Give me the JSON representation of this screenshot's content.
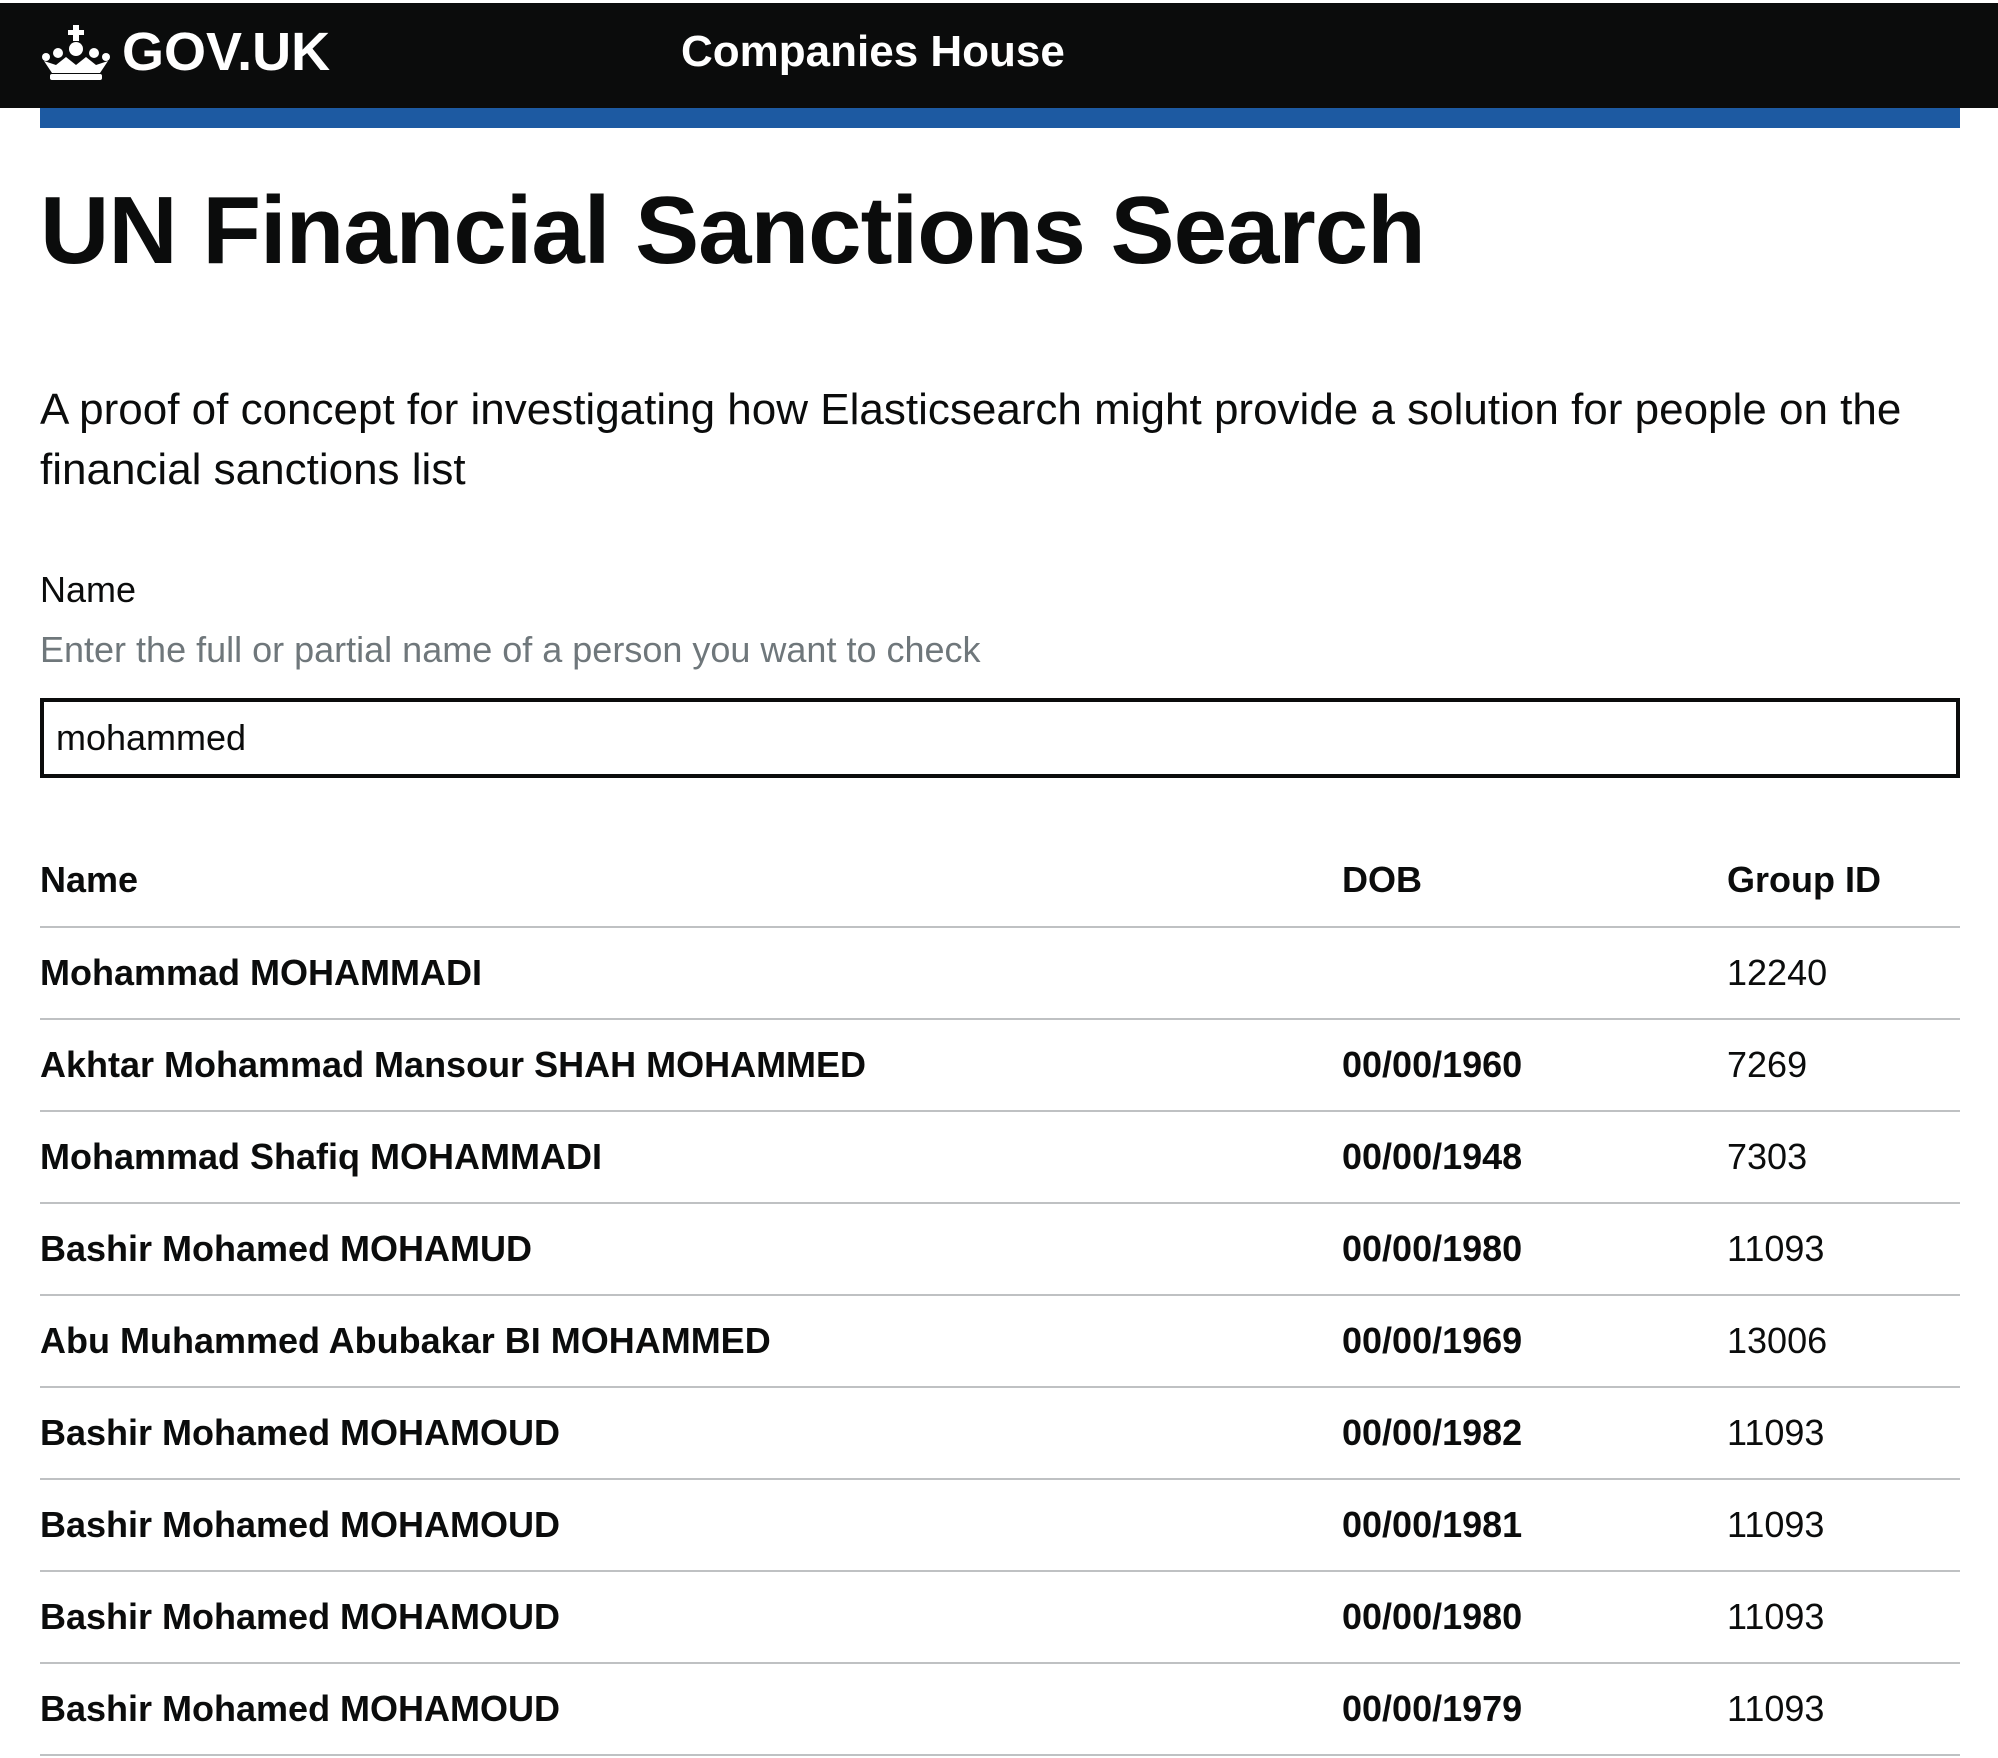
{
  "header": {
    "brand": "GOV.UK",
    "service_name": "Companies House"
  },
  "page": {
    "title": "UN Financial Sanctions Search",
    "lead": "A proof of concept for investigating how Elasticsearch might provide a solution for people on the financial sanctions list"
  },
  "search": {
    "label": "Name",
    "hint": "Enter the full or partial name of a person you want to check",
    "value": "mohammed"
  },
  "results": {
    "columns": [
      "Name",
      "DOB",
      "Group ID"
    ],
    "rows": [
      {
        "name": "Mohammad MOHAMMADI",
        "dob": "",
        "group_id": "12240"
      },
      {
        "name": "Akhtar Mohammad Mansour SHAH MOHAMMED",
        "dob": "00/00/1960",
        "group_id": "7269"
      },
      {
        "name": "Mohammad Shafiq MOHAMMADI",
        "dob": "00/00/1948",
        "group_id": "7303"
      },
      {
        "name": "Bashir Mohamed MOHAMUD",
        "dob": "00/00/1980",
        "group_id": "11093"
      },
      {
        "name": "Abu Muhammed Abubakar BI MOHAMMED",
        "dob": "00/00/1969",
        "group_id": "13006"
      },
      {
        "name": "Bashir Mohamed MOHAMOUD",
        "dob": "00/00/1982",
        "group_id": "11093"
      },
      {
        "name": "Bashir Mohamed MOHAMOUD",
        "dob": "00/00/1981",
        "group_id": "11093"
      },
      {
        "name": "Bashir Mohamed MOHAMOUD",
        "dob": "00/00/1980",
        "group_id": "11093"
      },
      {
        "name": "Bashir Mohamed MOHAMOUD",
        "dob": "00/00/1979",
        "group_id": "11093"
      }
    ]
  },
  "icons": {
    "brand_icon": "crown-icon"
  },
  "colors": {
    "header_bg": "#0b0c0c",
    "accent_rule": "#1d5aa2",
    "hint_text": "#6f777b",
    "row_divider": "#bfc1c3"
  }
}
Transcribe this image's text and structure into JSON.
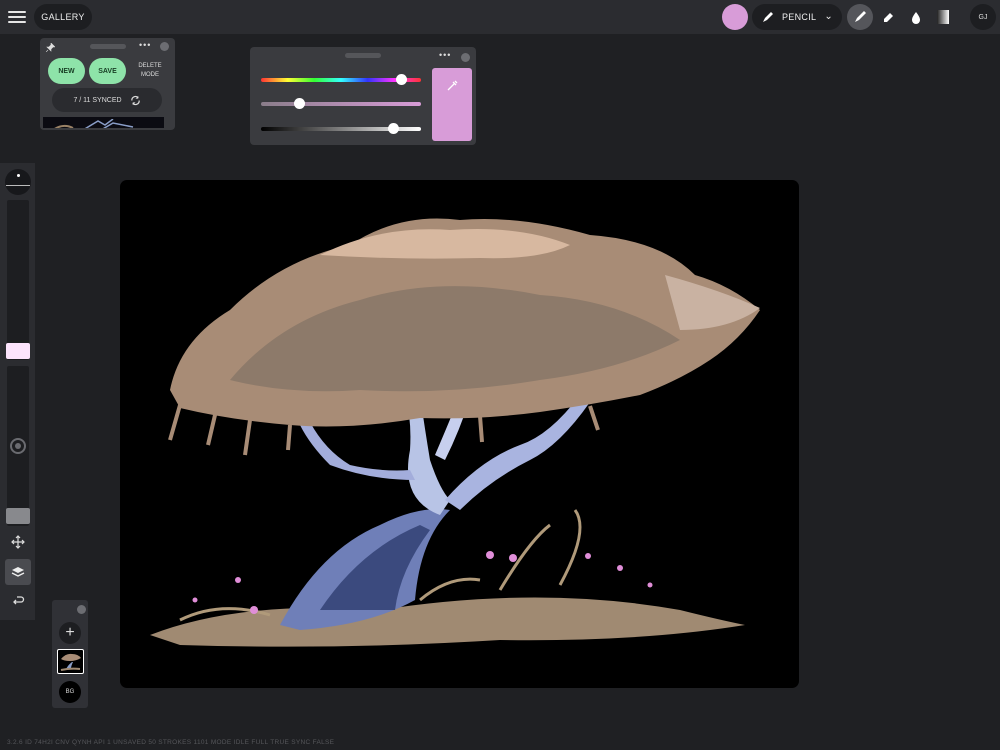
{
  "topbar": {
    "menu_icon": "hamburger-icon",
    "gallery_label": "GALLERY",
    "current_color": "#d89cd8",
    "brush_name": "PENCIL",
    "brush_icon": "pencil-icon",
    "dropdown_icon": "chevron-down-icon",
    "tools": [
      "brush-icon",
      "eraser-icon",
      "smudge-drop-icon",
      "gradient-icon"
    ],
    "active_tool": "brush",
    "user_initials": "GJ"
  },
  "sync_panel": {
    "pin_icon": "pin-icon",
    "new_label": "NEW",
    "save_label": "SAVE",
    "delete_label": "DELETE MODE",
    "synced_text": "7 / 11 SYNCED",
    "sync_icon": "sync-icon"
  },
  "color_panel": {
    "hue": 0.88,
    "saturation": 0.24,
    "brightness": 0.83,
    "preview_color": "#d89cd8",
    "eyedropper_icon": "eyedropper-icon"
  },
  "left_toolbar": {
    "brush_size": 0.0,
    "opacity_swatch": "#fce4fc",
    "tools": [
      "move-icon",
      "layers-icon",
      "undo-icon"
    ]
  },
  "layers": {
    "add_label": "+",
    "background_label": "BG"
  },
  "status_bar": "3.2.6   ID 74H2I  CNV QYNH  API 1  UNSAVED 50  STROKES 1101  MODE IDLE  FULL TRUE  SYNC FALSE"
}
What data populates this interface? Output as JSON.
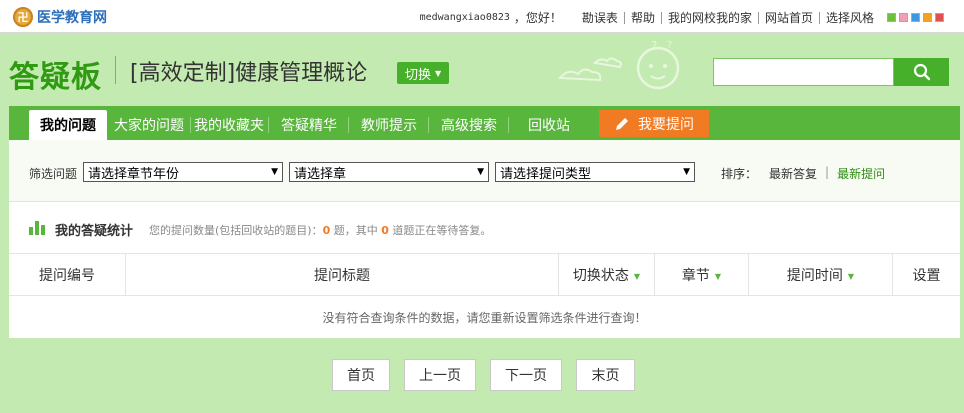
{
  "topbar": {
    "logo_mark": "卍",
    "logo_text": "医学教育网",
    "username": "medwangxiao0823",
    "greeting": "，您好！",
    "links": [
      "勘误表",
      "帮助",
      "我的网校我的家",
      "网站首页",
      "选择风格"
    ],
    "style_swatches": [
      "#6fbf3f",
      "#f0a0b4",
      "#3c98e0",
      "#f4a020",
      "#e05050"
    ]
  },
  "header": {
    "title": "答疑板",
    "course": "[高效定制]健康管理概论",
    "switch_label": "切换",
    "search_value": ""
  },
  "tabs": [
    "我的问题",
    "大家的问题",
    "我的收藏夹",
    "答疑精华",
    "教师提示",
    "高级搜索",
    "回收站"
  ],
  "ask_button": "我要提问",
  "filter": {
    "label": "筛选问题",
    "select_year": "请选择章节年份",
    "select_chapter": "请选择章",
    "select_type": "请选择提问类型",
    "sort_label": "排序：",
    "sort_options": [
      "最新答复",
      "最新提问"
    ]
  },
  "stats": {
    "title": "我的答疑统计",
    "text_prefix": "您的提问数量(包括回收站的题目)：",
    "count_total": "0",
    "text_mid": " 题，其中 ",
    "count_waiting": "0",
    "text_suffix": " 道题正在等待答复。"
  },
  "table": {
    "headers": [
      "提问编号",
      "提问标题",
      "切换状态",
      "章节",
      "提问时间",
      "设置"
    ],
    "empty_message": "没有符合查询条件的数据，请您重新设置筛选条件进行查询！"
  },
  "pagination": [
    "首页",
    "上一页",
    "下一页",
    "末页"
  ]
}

══════

Description of the task:
Output the records above exactly; leave out the pictures.

Exercise response:
Give me the JSON representation of this screenshot's content.
{
  "header": {
    "brand": "GOV.UK",
    "service_name": "Companies House"
  },
  "page": {
    "title": "UN Financial Sanctions Search",
    "lead": "A proof of concept for investigating how Elasticsearch might provide a solution for people on the financial sanctions list"
  },
  "search": {
    "label": "Name",
    "hint": "Enter the full or partial name of a person you want to check",
    "value": "mohammed"
  },
  "results": {
    "columns": [
      "Name",
      "DOB",
      "Group ID"
    ],
    "rows": [
      {
        "name": "Mohammad MOHAMMADI",
        "dob": "",
        "group_id": "12240"
      },
      {
        "name": "Akhtar Mohammad Mansour SHAH MOHAMMED",
        "dob": "00/00/1960",
        "group_id": "7269"
      },
      {
        "name": "Mohammad Shafiq MOHAMMADI",
        "dob": "00/00/1948",
        "group_id": "7303"
      },
      {
        "name": "Bashir Mohamed MOHAMUD",
        "dob": "00/00/1980",
        "group_id": "11093"
      },
      {
        "name": "Abu Muhammed Abubakar BI MOHAMMED",
        "dob": "00/00/1969",
        "group_id": "13006"
      },
      {
        "name": "Bashir Mohamed MOHAMOUD",
        "dob": "00/00/1982",
        "group_id": "11093"
      },
      {
        "name": "Bashir Mohamed MOHAMOUD",
        "dob": "00/00/1981",
        "group_id": "11093"
      },
      {
        "name": "Bashir Mohamed MOHAMOUD",
        "dob": "00/00/1980",
        "group_id": "11093"
      },
      {
        "name": "Bashir Mohamed MOHAMOUD",
        "dob": "00/00/1979",
        "group_id": "11093"
      }
    ]
  },
  "icons": {
    "brand_icon": "crown-icon"
  },
  "colors": {
    "header_bg": "#0b0c0c",
    "accent_rule": "#1d5aa2",
    "hint_text": "#6f777b",
    "row_divider": "#bfc1c3"
  }
}
Transcribe this image's text and structure into JSON.
{
  "topbar": {
    "menu_icon": "hamburger-icon",
    "gallery_label": "GALLERY",
    "current_color": "#d89cd8",
    "brush_name": "PENCIL",
    "brush_icon": "pencil-icon",
    "dropdown_icon": "chevron-down-icon",
    "tools": [
      "brush-icon",
      "eraser-icon",
      "smudge-drop-icon",
      "gradient-icon"
    ],
    "active_tool": "brush",
    "user_initials": "GJ"
  },
  "sync_panel": {
    "pin_icon": "pin-icon",
    "new_label": "NEW",
    "save_label": "SAVE",
    "delete_label": "DELETE MODE",
    "synced_text": "7 / 11 SYNCED",
    "sync_icon": "sync-icon"
  },
  "color_panel": {
    "hue": 0.88,
    "saturation": 0.24,
    "brightness": 0.83,
    "preview_color": "#d89cd8",
    "eyedropper_icon": "eyedropper-icon"
  },
  "left_toolbar": {
    "brush_size": 0.0,
    "opacity_swatch": "#fce4fc",
    "tools": [
      "move-icon",
      "layers-icon",
      "undo-icon"
    ]
  },
  "layers": {
    "add_label": "+",
    "background_label": "BG"
  },
  "status_bar": "3.2.6   ID 74H2I  CNV QYNH  API 1  UNSAVED 50  STROKES 1101  MODE IDLE  FULL TRUE  SYNC FALSE"
}
What data populates this interface? Output as JSON.
{
  "topbar": {
    "logo_mark": "卍",
    "logo_text": "医学教育网",
    "username": "medwangxiao0823",
    "greeting": "，您好！",
    "links": [
      "勘误表",
      "帮助",
      "我的网校我的家",
      "网站首页",
      "选择风格"
    ],
    "style_swatches": [
      "#6fbf3f",
      "#f0a0b4",
      "#3c98e0",
      "#f4a020",
      "#e05050"
    ]
  },
  "header": {
    "title": "答疑板",
    "course": "[高效定制]健康管理概论",
    "switch_label": "切换",
    "search_value": ""
  },
  "tabs": [
    "我的问题",
    "大家的问题",
    "我的收藏夹",
    "答疑精华",
    "教师提示",
    "高级搜索",
    "回收站"
  ],
  "ask_button": "我要提问",
  "filter": {
    "label": "筛选问题",
    "select_year": "请选择章节年份",
    "select_chapter": "请选择章",
    "select_type": "请选择提问类型",
    "sort_label": "排序：",
    "sort_options": [
      "最新答复",
      "最新提问"
    ]
  },
  "stats": {
    "title": "我的答疑统计",
    "text_prefix": "您的提问数量(包括回收站的题目)：",
    "count_total": "0",
    "text_mid": " 题，其中 ",
    "count_waiting": "0",
    "text_suffix": " 道题正在等待答复。"
  },
  "table": {
    "headers": [
      "提问编号",
      "提问标题",
      "切换状态",
      "章节",
      "提问时间",
      "设置"
    ],
    "empty_message": "没有符合查询条件的数据，请您重新设置筛选条件进行查询！"
  },
  "pagination": [
    "首页",
    "上一页",
    "下一页",
    "末页"
  ]
}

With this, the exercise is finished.